▸ Set task: Copy the data below exactly, omitting any picture it contains.

══════════════════════════════

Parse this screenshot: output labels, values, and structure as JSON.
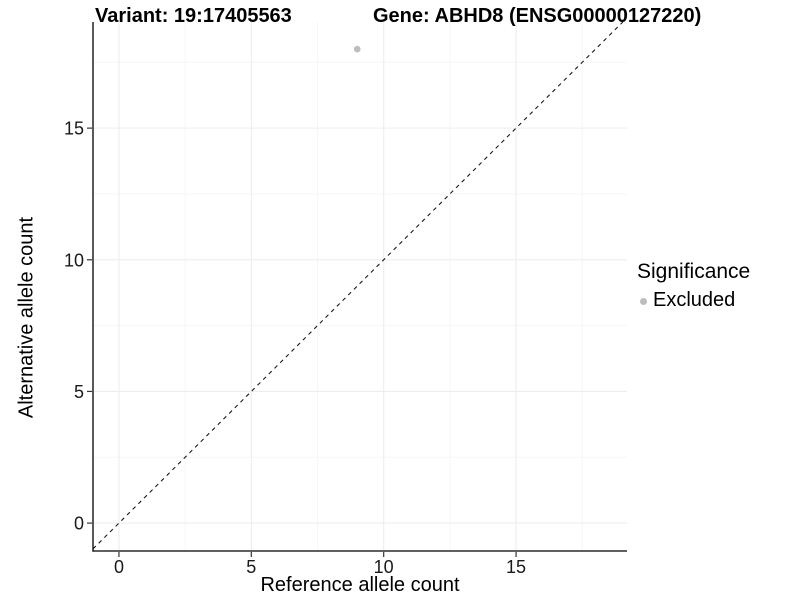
{
  "chart_data": {
    "type": "scatter",
    "titles": {
      "variant": "Variant: 19:17405563",
      "gene": "Gene: ABHD8 (ENSG00000127220)"
    },
    "xlabel": "Reference allele count",
    "ylabel": "Alternative allele count",
    "xlim": [
      -0.98,
      19.19
    ],
    "ylim": [
      -1.06,
      19.03
    ],
    "xticks": [
      0,
      5,
      10,
      15
    ],
    "yticks": [
      0,
      5,
      10,
      15
    ],
    "minor_xticks": [
      2.5,
      7.5,
      12.5,
      17.5
    ],
    "minor_yticks": [
      2.5,
      7.5,
      12.5,
      17.5
    ],
    "grid": true,
    "points": [
      {
        "x": 9,
        "y": 18,
        "series": "Excluded"
      }
    ],
    "reference_line": {
      "slope": 1,
      "intercept": 0,
      "style": "dashed"
    },
    "legend": {
      "title": "Significance",
      "position": "right",
      "entries": [
        {
          "label": "Excluded",
          "color": "#bdbdbd"
        }
      ]
    },
    "colors": {
      "point": "#bdbdbd",
      "axis_line": "#000000",
      "tick": "#333333",
      "tick_label": "#1a1a1a",
      "grid_major": "#ededed",
      "grid_minor": "#f6f6f6",
      "reference_line": "#1a1a1a"
    }
  }
}
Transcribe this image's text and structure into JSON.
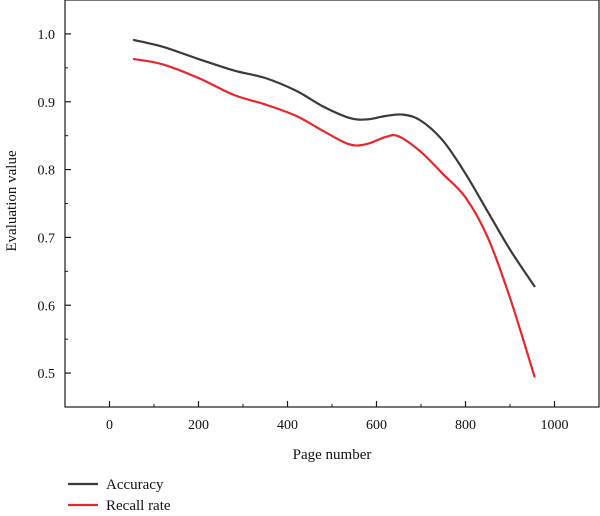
{
  "chart_data": {
    "type": "line",
    "xlabel": "Page number",
    "ylabel": "Evaluation value",
    "xlim": [
      -100,
      1100
    ],
    "ylim": [
      0.45,
      1.05
    ],
    "xticks": [
      0,
      200,
      400,
      600,
      800,
      1000
    ],
    "xtick_labels": [
      "0",
      "200",
      "400",
      "600",
      "800",
      "1000"
    ],
    "yticks": [
      0.5,
      0.6,
      0.7,
      0.8,
      0.9,
      1.0
    ],
    "ytick_labels": [
      "0.5",
      "0.6",
      "0.7",
      "0.8",
      "0.9",
      "1.0"
    ],
    "grid": false,
    "legend_position": "bottom-left",
    "series": [
      {
        "name": "Accuracy",
        "color": "#3a3a3a",
        "x": [
          55,
          120,
          200,
          280,
          350,
          420,
          480,
          540,
          580,
          620,
          660,
          700,
          750,
          800,
          850,
          900,
          955
        ],
        "y": [
          0.991,
          0.981,
          0.963,
          0.946,
          0.935,
          0.916,
          0.893,
          0.876,
          0.874,
          0.879,
          0.881,
          0.872,
          0.842,
          0.794,
          0.738,
          0.682,
          0.628
        ]
      },
      {
        "name": "Recall rate",
        "color": "#e8262a",
        "x": [
          55,
          120,
          200,
          280,
          350,
          420,
          480,
          540,
          580,
          620,
          650,
          700,
          750,
          800,
          850,
          900,
          955
        ],
        "y": [
          0.963,
          0.955,
          0.935,
          0.91,
          0.896,
          0.879,
          0.857,
          0.837,
          0.838,
          0.848,
          0.849,
          0.826,
          0.793,
          0.759,
          0.7,
          0.611,
          0.495
        ]
      }
    ]
  }
}
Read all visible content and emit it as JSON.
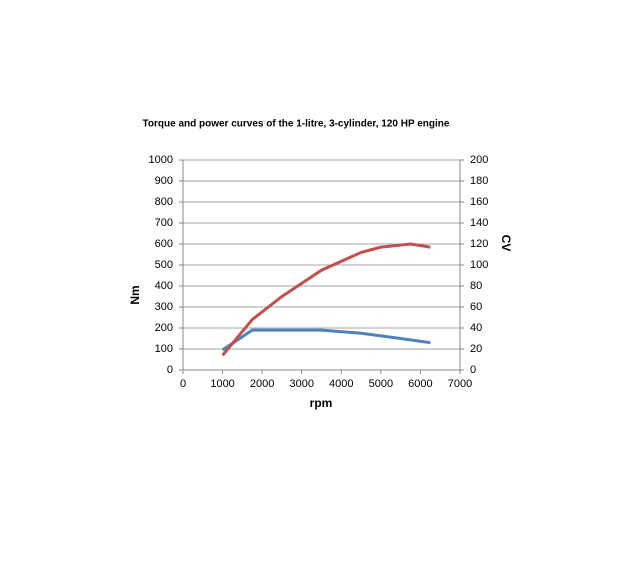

══════════════════════════════

▸ Correct answer:
Parse this screenshot: output labels, values, and structure as JSON.
{
  "chart_data": {
    "type": "scatter",
    "titles": {
      "variant": "Variant: 19:17405563",
      "gene": "Gene: ABHD8 (ENSG00000127220)"
    },
    "xlabel": "Reference allele count",
    "ylabel": "Alternative allele count",
    "xlim": [
      -0.98,
      19.19
    ],
    "ylim": [
      -1.06,
      19.03
    ],
    "xticks": [
      0,
      5,
      10,
      15
    ],
    "yticks": [
      0,
      5,
      10,
      15
    ],
    "minor_xticks": [
      2.5,
      7.5,
      12.5,
      17.5
    ],
    "minor_yticks": [
      2.5,
      7.5,
      12.5,
      17.5
    ],
    "grid": true,
    "points": [
      {
        "x": 9,
        "y": 18,
        "series": "Excluded"
      }
    ],
    "reference_line": {
      "slope": 1,
      "intercept": 0,
      "style": "dashed"
    },
    "legend": {
      "title": "Significance",
      "position": "right",
      "entries": [
        {
          "label": "Excluded",
          "color": "#bdbdbd"
        }
      ]
    },
    "colors": {
      "point": "#bdbdbd",
      "axis_line": "#000000",
      "tick": "#333333",
      "tick_label": "#1a1a1a",
      "grid_major": "#ededed",
      "grid_minor": "#f6f6f6",
      "reference_line": "#1a1a1a"
    }
  }
}
Transcribe this image's text and structure into JSON.
{
  "chart_data": {
    "type": "line",
    "xlabel": "Page number",
    "ylabel": "Evaluation value",
    "xlim": [
      -100,
      1100
    ],
    "ylim": [
      0.45,
      1.05
    ],
    "xticks": [
      0,
      200,
      400,
      600,
      800,
      1000
    ],
    "xtick_labels": [
      "0",
      "200",
      "400",
      "600",
      "800",
      "1000"
    ],
    "yticks": [
      0.5,
      0.6,
      0.7,
      0.8,
      0.9,
      1.0
    ],
    "ytick_labels": [
      "0.5",
      "0.6",
      "0.7",
      "0.8",
      "0.9",
      "1.0"
    ],
    "grid": false,
    "legend_position": "bottom-left",
    "series": [
      {
        "name": "Accuracy",
        "color": "#3a3a3a",
        "x": [
          55,
          120,
          200,
          280,
          350,
          420,
          480,
          540,
          580,
          620,
          660,
          700,
          750,
          800,
          850,
          900,
          955
        ],
        "y": [
          0.991,
          0.981,
          0.963,
          0.946,
          0.935,
          0.916,
          0.893,
          0.876,
          0.874,
          0.879,
          0.881,
          0.872,
          0.842,
          0.794,
          0.738,
          0.682,
          0.628
        ]
      },
      {
        "name": "Recall rate",
        "color": "#e8262a",
        "x": [
          55,
          120,
          200,
          280,
          350,
          420,
          480,
          540,
          580,
          620,
          650,
          700,
          750,
          800,
          850,
          900,
          955
        ],
        "y": [
          0.963,
          0.955,
          0.935,
          0.91,
          0.896,
          0.879,
          0.857,
          0.837,
          0.838,
          0.848,
          0.849,
          0.826,
          0.793,
          0.759,
          0.7,
          0.611,
          0.495
        ]
      }
    ]
  }
}
Read all visible content and emit it as JSON.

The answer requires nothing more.